(REQUIREMENT):
Look through the entries below and report how many lines hold the string "发现同伴到不明水域游泳及时劝阻". Only the number is wanted.

(SOURCE MATERIAL):

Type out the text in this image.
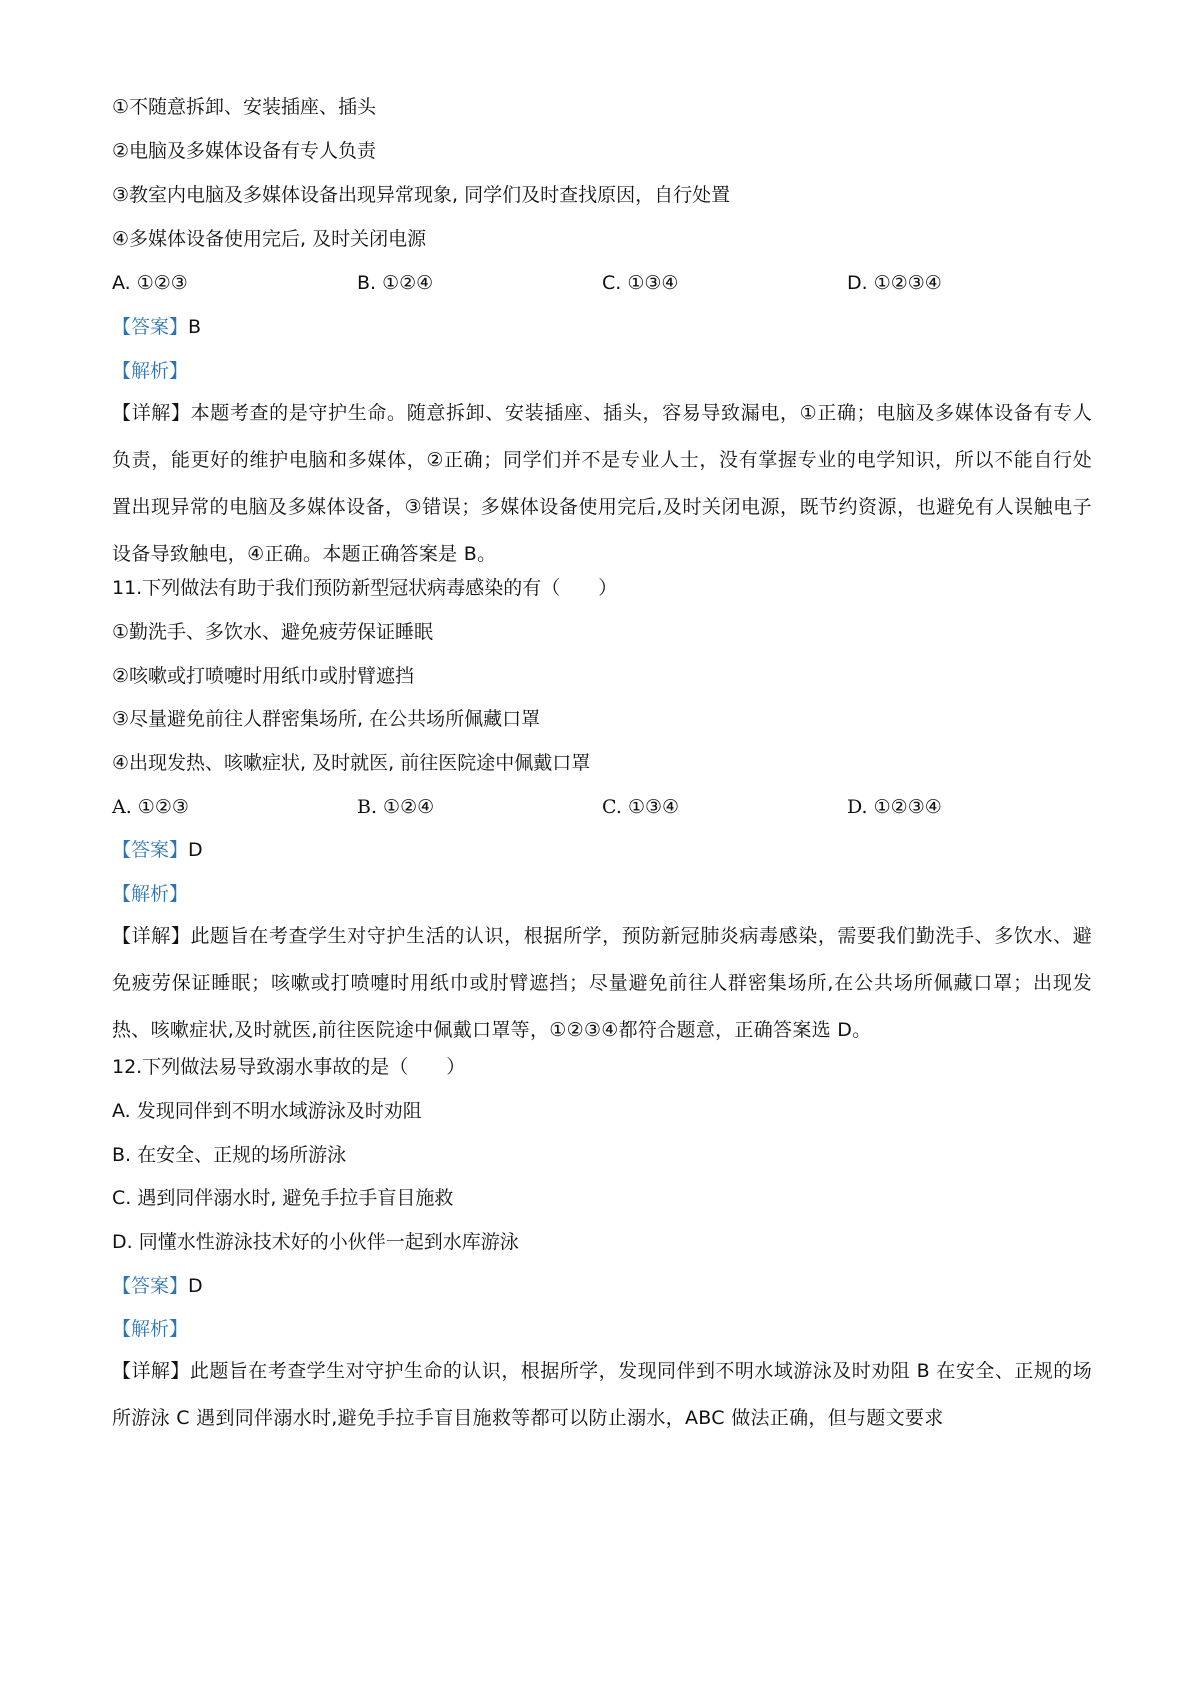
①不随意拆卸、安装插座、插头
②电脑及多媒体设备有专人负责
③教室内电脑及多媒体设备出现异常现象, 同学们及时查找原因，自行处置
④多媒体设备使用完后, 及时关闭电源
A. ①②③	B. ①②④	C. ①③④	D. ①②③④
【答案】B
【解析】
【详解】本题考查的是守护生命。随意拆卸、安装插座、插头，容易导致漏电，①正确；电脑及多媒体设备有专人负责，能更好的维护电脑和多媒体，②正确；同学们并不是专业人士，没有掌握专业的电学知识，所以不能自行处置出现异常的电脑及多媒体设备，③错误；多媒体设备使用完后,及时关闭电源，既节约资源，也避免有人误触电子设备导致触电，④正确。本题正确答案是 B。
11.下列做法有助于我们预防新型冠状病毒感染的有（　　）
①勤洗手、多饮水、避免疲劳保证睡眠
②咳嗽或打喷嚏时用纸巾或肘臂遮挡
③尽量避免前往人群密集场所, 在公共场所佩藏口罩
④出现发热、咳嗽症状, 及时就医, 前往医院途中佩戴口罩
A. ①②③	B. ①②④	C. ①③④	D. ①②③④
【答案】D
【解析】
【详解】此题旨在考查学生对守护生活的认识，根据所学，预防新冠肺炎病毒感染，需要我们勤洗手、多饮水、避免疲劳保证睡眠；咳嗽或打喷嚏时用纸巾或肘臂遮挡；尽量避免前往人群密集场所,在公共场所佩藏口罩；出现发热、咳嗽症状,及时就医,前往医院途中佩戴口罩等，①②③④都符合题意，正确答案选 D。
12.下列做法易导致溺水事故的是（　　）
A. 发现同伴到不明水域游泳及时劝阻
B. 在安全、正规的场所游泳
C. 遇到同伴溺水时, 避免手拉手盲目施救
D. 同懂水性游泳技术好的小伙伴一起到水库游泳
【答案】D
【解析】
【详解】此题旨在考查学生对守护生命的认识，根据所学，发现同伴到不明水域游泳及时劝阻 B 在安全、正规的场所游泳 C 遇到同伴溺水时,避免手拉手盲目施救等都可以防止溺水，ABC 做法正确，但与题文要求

(WRITTEN RESPONSE):
2